**EXERCISE GOAL**
Set down each record exactly as written.

**DATA FOR THE TASK**
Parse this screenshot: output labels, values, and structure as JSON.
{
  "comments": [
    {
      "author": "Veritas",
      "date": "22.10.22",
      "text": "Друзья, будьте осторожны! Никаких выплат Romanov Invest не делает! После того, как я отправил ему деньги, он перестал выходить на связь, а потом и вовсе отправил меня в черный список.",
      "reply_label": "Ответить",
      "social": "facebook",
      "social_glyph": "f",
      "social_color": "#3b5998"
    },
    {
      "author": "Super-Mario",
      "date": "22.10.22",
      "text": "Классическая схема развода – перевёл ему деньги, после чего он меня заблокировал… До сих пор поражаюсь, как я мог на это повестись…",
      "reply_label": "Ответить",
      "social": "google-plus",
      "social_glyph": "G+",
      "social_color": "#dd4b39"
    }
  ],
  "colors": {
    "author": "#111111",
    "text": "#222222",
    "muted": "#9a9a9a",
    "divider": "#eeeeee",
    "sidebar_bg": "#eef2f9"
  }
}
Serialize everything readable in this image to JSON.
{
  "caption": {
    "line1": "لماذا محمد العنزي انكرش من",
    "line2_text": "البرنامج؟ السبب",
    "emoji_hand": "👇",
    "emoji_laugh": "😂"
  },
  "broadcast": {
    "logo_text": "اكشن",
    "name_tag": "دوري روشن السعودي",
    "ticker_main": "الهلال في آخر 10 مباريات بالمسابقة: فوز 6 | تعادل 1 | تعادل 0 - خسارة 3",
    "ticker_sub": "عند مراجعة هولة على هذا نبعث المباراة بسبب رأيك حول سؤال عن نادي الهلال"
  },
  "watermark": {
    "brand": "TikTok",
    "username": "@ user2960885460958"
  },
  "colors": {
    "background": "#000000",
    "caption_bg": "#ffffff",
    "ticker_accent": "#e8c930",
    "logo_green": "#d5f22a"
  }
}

**RIGHT ANSWER**
Parse this screenshot: output labels, values, and structure as JSON.
{
  "comments": [
    {
      "author": "Veritas",
      "date": "22.10.22",
      "text": "Друзья, будьте осторожны! Никаких выплат Romanov Invest не делает! После того, как я отправил ему деньги, он перестал выходить на связь, а потом и вовсе отправил меня в черный список.",
      "reply_label": "Ответить",
      "social": "facebook",
      "social_glyph": "f",
      "social_color": "#3b5998"
    },
    {
      "author": "Super-Mario",
      "date": "22.10.22",
      "text": "Классическая схема развода – перевёл ему деньги, после чего он меня заблокировал… До сих пор поражаюсь, как я мог на это повестись…",
      "reply_label": "Ответить",
      "social": "google-plus",
      "social_glyph": "G+",
      "social_color": "#dd4b39"
    }
  ],
  "colors": {
    "author": "#111111",
    "text": "#222222",
    "muted": "#9a9a9a",
    "divider": "#eeeeee",
    "sidebar_bg": "#eef2f9"
  }
}
Serialize everything readable in this image to JSON.
{
  "caption": {
    "line1": "لماذا محمد العنزي انكرش من",
    "line2_text": "البرنامج؟ السبب",
    "emoji_hand": "👇",
    "emoji_laugh": "😂"
  },
  "broadcast": {
    "logo_text": "اكشن",
    "name_tag": "دوري روشن السعودي",
    "ticker_main": "الهلال في آخر 10 مباريات بالمسابقة: فوز 6 | تعادل 1 | تعادل 0 - خسارة 3",
    "ticker_sub": "عند مراجعة هولة على هذا نبعث المباراة بسبب رأيك حول سؤال عن نادي الهلال"
  },
  "watermark": {
    "brand": "TikTok",
    "username": "@ user2960885460958"
  },
  "colors": {
    "background": "#000000",
    "caption_bg": "#ffffff",
    "ticker_accent": "#e8c930",
    "logo_green": "#d5f22a"
  }
}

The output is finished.